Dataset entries
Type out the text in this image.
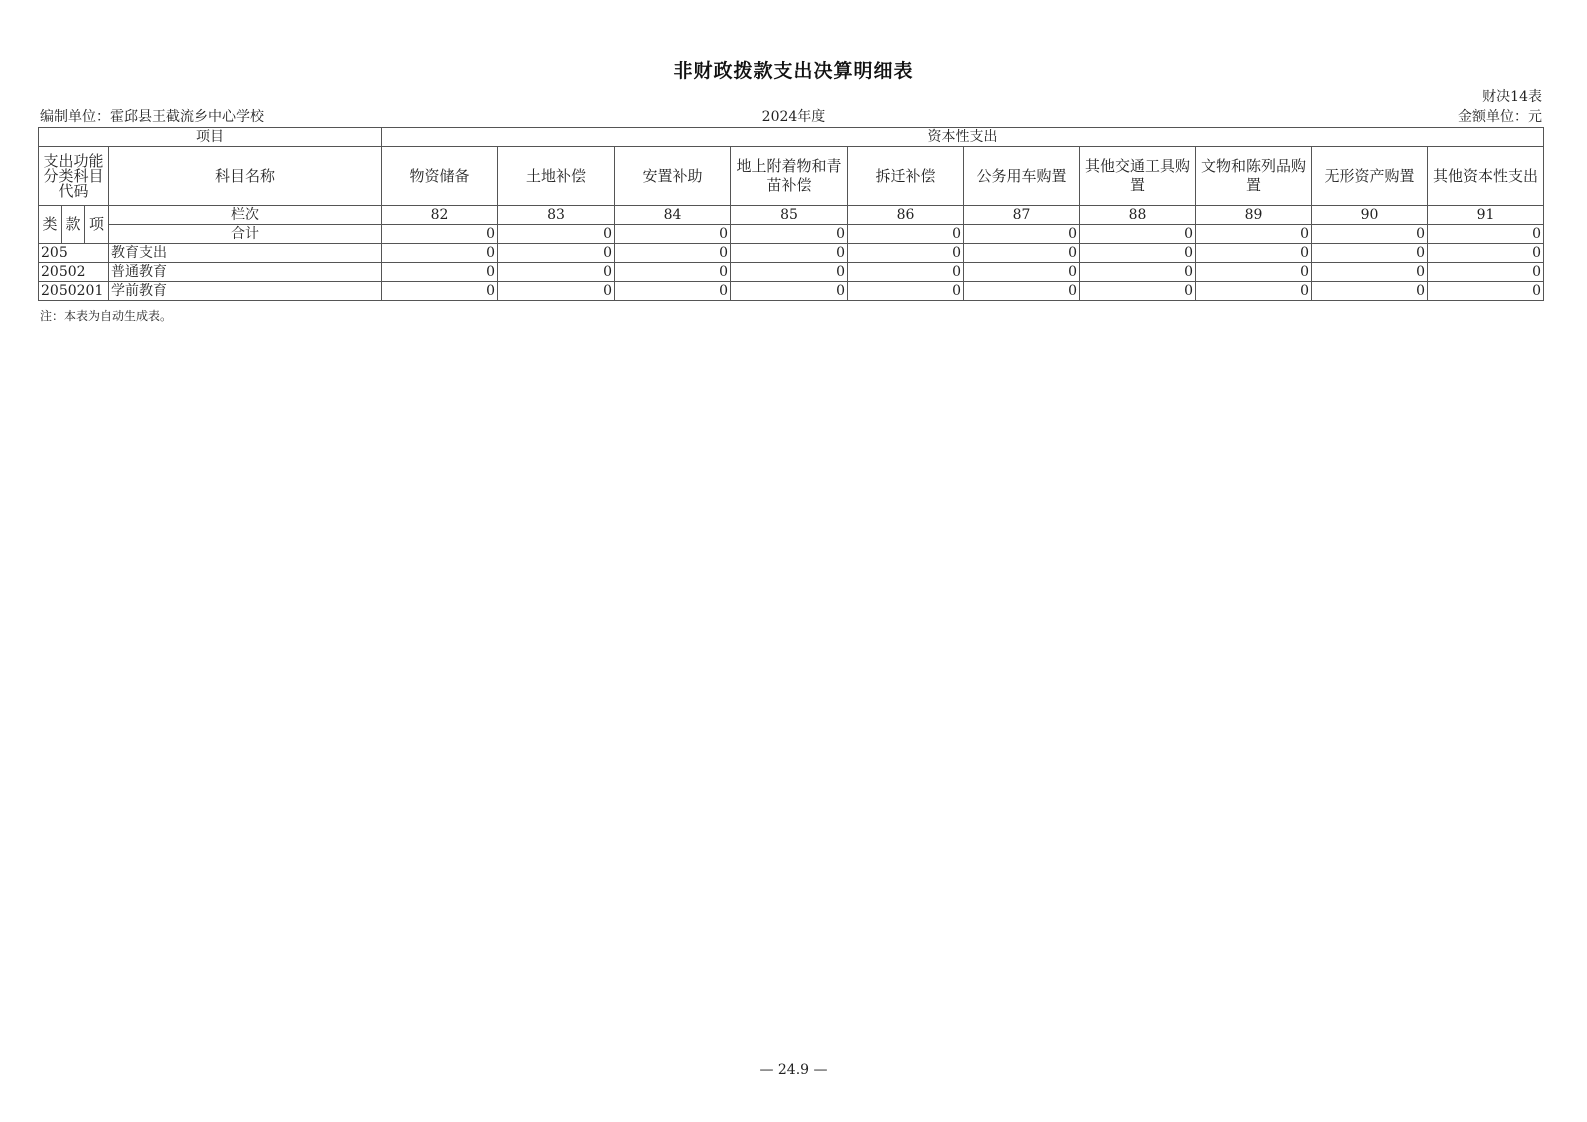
非财政拨款支出决算明细表
财决14表
编制单位：霍邱县王截流乡中心学校	2024年度	金额单位：元
项目				资本性支出									
支出功能分类科目代码			科目名称	物资储备	土地补偿	安置补助	地上附着物和青苗补偿	拆迁补偿	公务用车购置	其他交通工具购置	文物和陈列品购置	无形资产购置	其他资本性支出
类	款	项	栏次	82	83	84	85	86	87	88	89	90	91
			合计	0	0	0	0	0	0	0	0	0	0
205			教育支出	0	0	0	0	0	0	0	0	0	0
20502			普通教育	0	0	0	0	0	0	0	0	0	0
2050201			学前教育	0	0	0	0	0	0	0	0	0	0
注：本表为自动生成表。
— 24.9 —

• [PROBLEM STATEMENT]:
Repeat the records above exactly, leaving out any pictures they contain.

• [RESULT OF THIS EXERCISE]:
Type out the text in this image.
非财政拨款支出决算明细表
财决14表
编制单位：霍邱县王截流乡中心学校	2024年度	金额单位：元
项目				资本性支出									
支出功能分类科目代码			科目名称	物资储备	土地补偿	安置补助	地上附着物和青苗补偿	拆迁补偿	公务用车购置	其他交通工具购置	文物和陈列品购置	无形资产购置	其他资本性支出
类	款	项	栏次	82	83	84	85	86	87	88	89	90	91
			合计	0	0	0	0	0	0	0	0	0	0
205			教育支出	0	0	0	0	0	0	0	0	0	0
20502			普通教育	0	0	0	0	0	0	0	0	0	0
2050201			学前教育	0	0	0	0	0	0	0	0	0	0
注：本表为自动生成表。
— 24.9 —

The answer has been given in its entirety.